(Excerpt from a dataset)

◇ ◇ ◇ ◇ ◇

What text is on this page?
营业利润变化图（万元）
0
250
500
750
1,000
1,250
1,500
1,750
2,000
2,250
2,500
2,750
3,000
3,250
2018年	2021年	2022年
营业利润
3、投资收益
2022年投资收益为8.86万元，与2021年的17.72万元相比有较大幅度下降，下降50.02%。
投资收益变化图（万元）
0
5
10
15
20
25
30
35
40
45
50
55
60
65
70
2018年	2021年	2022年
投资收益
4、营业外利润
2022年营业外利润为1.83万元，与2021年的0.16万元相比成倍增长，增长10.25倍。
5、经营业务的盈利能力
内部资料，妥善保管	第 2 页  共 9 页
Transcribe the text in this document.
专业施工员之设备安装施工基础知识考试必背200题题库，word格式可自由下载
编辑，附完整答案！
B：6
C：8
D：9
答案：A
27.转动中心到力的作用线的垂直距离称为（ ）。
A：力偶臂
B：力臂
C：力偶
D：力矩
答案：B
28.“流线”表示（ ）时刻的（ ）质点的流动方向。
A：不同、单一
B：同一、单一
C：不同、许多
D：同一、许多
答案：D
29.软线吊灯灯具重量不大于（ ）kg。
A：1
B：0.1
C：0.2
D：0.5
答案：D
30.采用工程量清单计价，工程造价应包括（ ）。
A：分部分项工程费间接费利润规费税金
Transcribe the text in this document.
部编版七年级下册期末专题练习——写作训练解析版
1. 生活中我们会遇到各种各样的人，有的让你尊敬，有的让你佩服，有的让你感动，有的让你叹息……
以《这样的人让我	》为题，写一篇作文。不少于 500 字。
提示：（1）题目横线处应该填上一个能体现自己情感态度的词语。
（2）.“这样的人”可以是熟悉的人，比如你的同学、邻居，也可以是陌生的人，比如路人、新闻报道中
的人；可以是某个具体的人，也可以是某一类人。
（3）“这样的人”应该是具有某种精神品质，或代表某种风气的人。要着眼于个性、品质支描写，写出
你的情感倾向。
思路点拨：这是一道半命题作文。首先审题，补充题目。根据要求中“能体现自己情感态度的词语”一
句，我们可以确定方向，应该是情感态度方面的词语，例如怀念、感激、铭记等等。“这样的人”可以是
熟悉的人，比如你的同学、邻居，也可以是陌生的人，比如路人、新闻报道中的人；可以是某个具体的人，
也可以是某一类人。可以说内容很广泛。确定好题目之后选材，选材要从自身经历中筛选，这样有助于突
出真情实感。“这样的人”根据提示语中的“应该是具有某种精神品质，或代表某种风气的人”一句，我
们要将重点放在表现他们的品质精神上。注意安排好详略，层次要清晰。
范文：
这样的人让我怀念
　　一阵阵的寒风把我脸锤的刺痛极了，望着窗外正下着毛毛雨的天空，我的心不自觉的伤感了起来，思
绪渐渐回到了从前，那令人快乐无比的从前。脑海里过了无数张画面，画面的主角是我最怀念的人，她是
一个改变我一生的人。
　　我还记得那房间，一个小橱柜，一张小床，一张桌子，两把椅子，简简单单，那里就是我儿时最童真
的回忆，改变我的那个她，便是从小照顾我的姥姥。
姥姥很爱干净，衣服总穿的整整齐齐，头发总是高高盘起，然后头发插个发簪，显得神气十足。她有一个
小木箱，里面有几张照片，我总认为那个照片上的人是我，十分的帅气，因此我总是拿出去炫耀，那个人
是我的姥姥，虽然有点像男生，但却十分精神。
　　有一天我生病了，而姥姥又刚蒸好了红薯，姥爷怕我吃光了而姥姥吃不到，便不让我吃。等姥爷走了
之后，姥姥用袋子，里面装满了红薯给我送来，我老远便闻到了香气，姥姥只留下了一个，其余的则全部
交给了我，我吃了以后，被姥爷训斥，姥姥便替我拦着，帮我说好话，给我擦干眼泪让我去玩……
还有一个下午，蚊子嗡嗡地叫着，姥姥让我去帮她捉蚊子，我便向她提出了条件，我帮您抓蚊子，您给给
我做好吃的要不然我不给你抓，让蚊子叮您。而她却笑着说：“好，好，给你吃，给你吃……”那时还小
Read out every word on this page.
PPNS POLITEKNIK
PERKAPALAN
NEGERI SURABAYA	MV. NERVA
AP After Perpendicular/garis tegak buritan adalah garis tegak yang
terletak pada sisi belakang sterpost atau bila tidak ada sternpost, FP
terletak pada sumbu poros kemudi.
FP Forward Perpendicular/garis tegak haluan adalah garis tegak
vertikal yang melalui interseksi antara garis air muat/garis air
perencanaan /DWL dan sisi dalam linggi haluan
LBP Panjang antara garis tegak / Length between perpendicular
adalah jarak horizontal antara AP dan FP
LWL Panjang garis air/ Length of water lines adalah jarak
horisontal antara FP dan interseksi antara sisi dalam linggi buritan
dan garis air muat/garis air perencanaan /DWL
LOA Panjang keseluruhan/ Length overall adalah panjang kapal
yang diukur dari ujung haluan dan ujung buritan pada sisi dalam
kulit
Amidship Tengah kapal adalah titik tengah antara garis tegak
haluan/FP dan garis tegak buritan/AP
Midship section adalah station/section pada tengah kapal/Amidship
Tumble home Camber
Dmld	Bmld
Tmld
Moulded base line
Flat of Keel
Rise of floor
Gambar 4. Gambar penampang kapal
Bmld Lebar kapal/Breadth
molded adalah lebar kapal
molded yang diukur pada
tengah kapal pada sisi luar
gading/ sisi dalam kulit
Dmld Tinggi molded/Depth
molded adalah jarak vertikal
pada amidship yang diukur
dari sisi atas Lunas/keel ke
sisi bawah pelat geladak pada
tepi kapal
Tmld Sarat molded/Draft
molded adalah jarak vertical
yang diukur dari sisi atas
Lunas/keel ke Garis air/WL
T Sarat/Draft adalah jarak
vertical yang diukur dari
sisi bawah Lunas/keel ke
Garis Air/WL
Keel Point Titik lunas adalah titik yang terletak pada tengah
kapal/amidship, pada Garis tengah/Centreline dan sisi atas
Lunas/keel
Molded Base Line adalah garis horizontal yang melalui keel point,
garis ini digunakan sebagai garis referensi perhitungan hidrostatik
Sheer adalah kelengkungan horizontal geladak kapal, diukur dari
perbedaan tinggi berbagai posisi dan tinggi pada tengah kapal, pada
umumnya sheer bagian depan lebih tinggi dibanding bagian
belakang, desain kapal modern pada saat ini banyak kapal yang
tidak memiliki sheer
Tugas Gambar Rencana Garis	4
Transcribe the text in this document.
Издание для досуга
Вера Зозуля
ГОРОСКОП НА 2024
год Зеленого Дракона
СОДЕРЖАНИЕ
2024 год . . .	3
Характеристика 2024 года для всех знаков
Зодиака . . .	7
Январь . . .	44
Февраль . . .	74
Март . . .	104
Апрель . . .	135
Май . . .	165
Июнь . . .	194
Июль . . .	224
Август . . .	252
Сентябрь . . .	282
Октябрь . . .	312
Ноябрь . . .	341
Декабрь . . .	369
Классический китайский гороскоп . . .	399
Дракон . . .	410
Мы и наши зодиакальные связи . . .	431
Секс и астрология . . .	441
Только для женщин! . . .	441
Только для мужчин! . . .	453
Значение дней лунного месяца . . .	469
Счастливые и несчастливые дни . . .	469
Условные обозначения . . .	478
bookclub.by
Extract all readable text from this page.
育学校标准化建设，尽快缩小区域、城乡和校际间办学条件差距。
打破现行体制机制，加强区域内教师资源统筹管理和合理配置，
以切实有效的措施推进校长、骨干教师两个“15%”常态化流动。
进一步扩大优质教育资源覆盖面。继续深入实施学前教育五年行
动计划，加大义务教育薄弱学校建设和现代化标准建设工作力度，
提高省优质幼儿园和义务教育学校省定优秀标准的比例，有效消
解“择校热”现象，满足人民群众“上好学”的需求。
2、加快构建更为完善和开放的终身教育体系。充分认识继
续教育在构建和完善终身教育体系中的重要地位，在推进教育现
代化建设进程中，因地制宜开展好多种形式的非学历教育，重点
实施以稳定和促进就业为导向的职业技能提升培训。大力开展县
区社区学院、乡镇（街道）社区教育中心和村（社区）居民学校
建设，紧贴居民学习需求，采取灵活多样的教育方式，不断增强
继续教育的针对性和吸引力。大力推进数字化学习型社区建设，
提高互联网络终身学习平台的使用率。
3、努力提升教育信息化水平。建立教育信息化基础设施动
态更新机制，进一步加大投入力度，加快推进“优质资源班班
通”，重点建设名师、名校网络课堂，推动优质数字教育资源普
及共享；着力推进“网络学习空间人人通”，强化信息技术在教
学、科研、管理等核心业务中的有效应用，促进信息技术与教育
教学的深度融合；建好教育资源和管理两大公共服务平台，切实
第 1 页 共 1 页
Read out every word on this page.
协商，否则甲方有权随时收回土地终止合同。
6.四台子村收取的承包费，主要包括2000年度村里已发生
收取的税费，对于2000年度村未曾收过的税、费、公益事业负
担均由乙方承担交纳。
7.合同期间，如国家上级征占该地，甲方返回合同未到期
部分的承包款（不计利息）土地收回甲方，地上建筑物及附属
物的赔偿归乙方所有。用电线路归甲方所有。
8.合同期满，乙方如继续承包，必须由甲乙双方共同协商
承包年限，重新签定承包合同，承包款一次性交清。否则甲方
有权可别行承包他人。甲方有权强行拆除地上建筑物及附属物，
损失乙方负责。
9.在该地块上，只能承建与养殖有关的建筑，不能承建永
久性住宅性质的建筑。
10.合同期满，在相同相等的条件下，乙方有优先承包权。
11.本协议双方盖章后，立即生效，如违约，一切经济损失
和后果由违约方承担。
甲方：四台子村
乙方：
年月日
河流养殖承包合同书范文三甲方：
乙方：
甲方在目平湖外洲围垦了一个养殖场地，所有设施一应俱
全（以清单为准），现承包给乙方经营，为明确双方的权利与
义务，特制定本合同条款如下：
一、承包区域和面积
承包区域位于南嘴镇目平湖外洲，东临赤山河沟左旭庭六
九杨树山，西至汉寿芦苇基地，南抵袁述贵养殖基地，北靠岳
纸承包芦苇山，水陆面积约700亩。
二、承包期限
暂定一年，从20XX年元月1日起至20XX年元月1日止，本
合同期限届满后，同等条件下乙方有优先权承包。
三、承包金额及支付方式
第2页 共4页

◇ ◇ ◇ ◇ ◇

• _Given request_: Where a line holds the string "Draft", copy that line.

• _Task output_:
Tmld Sarat molded/Draft
T Sarat/Draft adalah jarak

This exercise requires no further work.